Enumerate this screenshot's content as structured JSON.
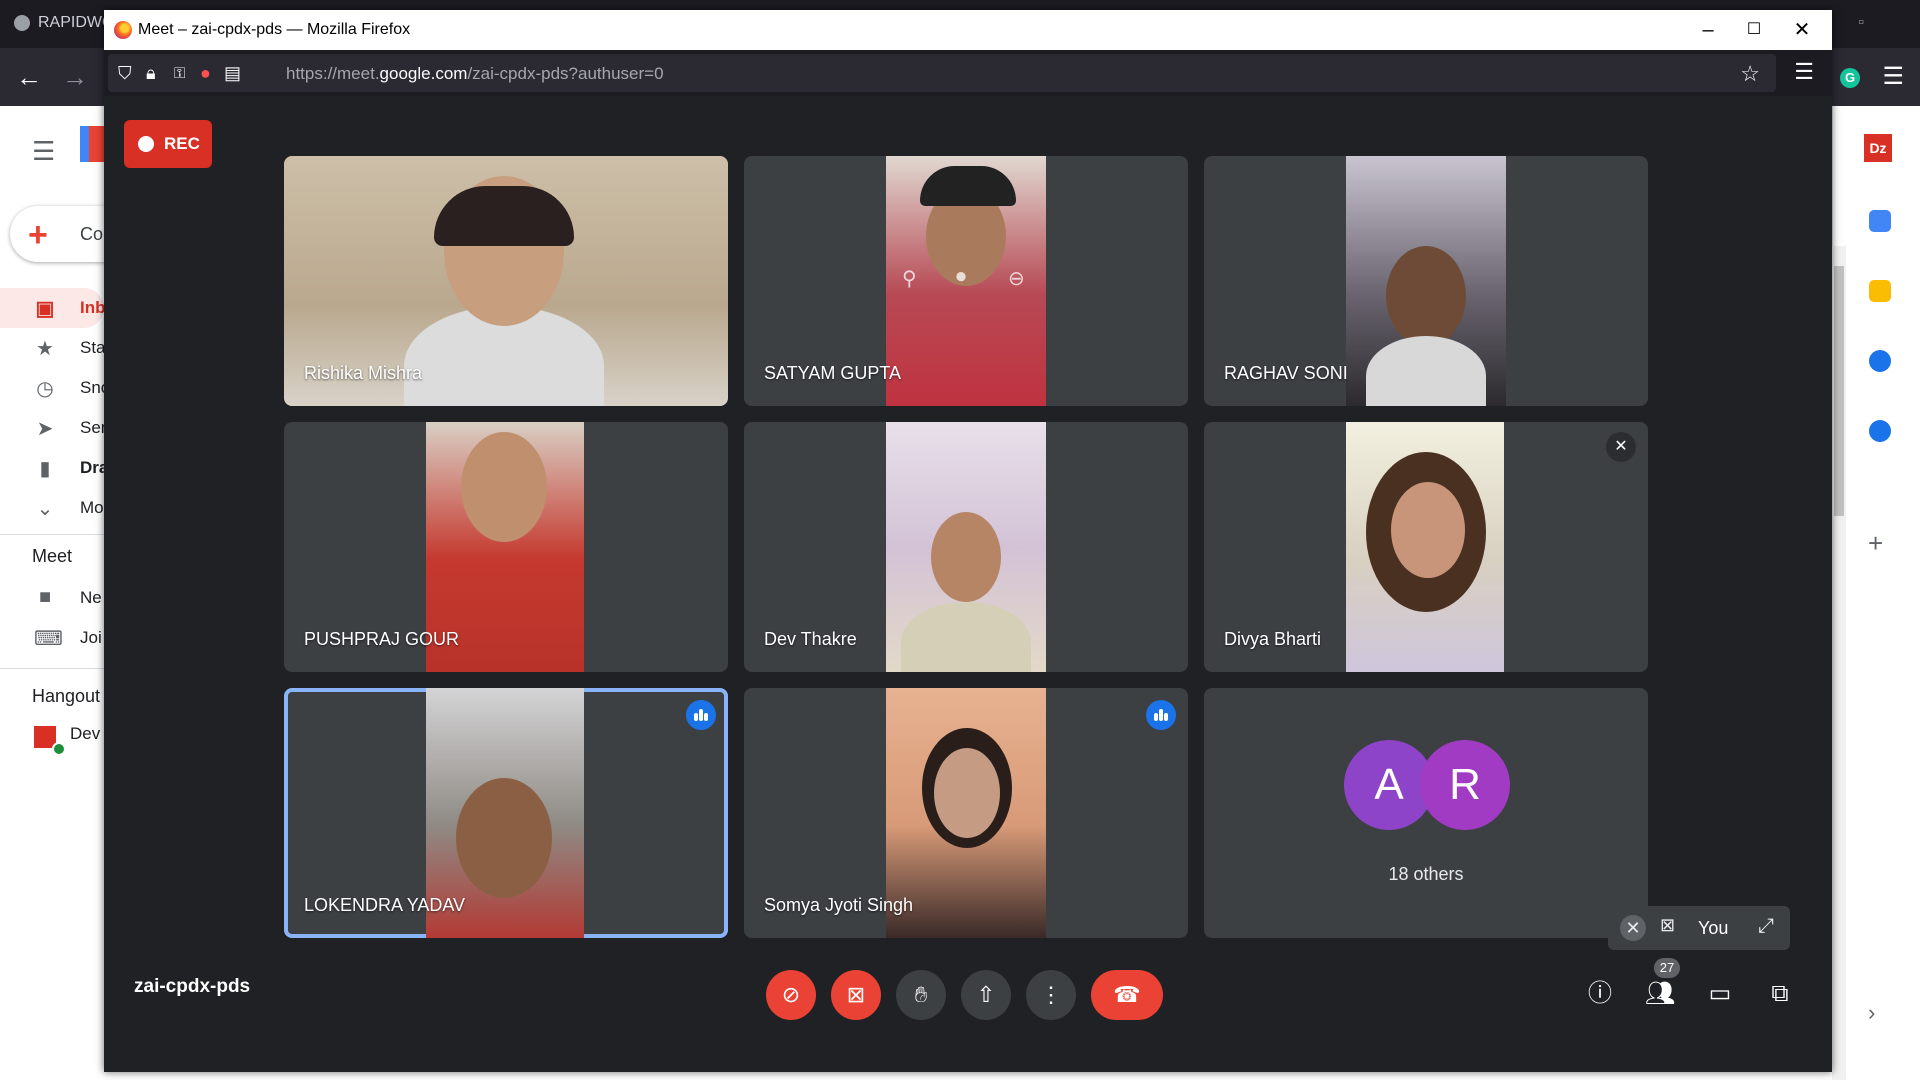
{
  "background_window": {
    "title": "RAPIDWO",
    "compose_label": "Co",
    "sidebar": [
      {
        "label": "Inb",
        "icon": "inbox-icon"
      },
      {
        "label": "Sta",
        "icon": "star-icon"
      },
      {
        "label": "Sno",
        "icon": "clock-icon"
      },
      {
        "label": "Sen",
        "icon": "send-icon"
      },
      {
        "label": "Dra",
        "icon": "draft-icon"
      },
      {
        "label": "Mo",
        "icon": "chevron-down-icon"
      }
    ],
    "meet_section": "Meet",
    "meet_items": [
      {
        "label": "Ne",
        "icon": "video-camera-icon"
      },
      {
        "label": "Joi",
        "icon": "keyboard-icon"
      }
    ],
    "hangouts_section": "Hangout",
    "hangouts_contact": "Dev"
  },
  "browser": {
    "window_title": "Meet – zai-cpdx-pds — Mozilla Firefox",
    "url_prefix": "https://meet.",
    "url_host": "google.com",
    "url_path": "/zai-cpdx-pds?authuser=0"
  },
  "meet": {
    "rec_label": "REC",
    "participants": [
      {
        "name": "Rishika Mishra"
      },
      {
        "name": "SATYAM GUPTA"
      },
      {
        "name": "RAGHAV SONI"
      },
      {
        "name": "PUSHPRAJ GOUR"
      },
      {
        "name": "Dev Thakre"
      },
      {
        "name": "Divya Bharti",
        "muted": true
      },
      {
        "name": "LOKENDRA YADAV",
        "speaking": true,
        "active": true
      },
      {
        "name": "Somya Jyoti Singh",
        "speaking": true
      }
    ],
    "others": {
      "avatars": [
        {
          "letter": "A",
          "color": "#8e44c9"
        },
        {
          "letter": "R",
          "color": "#a13bc4"
        }
      ],
      "label": "18 others"
    },
    "self_view_label": "You",
    "meeting_code": "zai-cpdx-pds",
    "participant_count": "27",
    "colors": {
      "background": "#202124",
      "tile": "#3c4043",
      "danger": "#ea4335",
      "rec": "#d93025",
      "active_border": "#8ab4f8",
      "speaking": "#1a73e8"
    }
  }
}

────────

Output, exactly, all the records above; include no pictures.

▸ **RESPONSE FOR THIS EXERCISE**:
Enumerate this screenshot's content as structured JSON.
{
  "background_window": {
    "title": "RAPIDWO",
    "compose_label": "Co",
    "sidebar": [
      {
        "label": "Inb",
        "icon": "inbox-icon"
      },
      {
        "label": "Sta",
        "icon": "star-icon"
      },
      {
        "label": "Sno",
        "icon": "clock-icon"
      },
      {
        "label": "Sen",
        "icon": "send-icon"
      },
      {
        "label": "Dra",
        "icon": "draft-icon"
      },
      {
        "label": "Mo",
        "icon": "chevron-down-icon"
      }
    ],
    "meet_section": "Meet",
    "meet_items": [
      {
        "label": "Ne",
        "icon": "video-camera-icon"
      },
      {
        "label": "Joi",
        "icon": "keyboard-icon"
      }
    ],
    "hangouts_section": "Hangout",
    "hangouts_contact": "Dev"
  },
  "browser": {
    "window_title": "Meet – zai-cpdx-pds — Mozilla Firefox",
    "url_prefix": "https://meet.",
    "url_host": "google.com",
    "url_path": "/zai-cpdx-pds?authuser=0"
  },
  "meet": {
    "rec_label": "REC",
    "participants": [
      {
        "name": "Rishika Mishra"
      },
      {
        "name": "SATYAM GUPTA"
      },
      {
        "name": "RAGHAV SONI"
      },
      {
        "name": "PUSHPRAJ GOUR"
      },
      {
        "name": "Dev Thakre"
      },
      {
        "name": "Divya Bharti",
        "muted": true
      },
      {
        "name": "LOKENDRA YADAV",
        "speaking": true,
        "active": true
      },
      {
        "name": "Somya Jyoti Singh",
        "speaking": true
      }
    ],
    "others": {
      "avatars": [
        {
          "letter": "A",
          "color": "#8e44c9"
        },
        {
          "letter": "R",
          "color": "#a13bc4"
        }
      ],
      "label": "18 others"
    },
    "self_view_label": "You",
    "meeting_code": "zai-cpdx-pds",
    "participant_count": "27",
    "colors": {
      "background": "#202124",
      "tile": "#3c4043",
      "danger": "#ea4335",
      "rec": "#d93025",
      "active_border": "#8ab4f8",
      "speaking": "#1a73e8"
    }
  }
}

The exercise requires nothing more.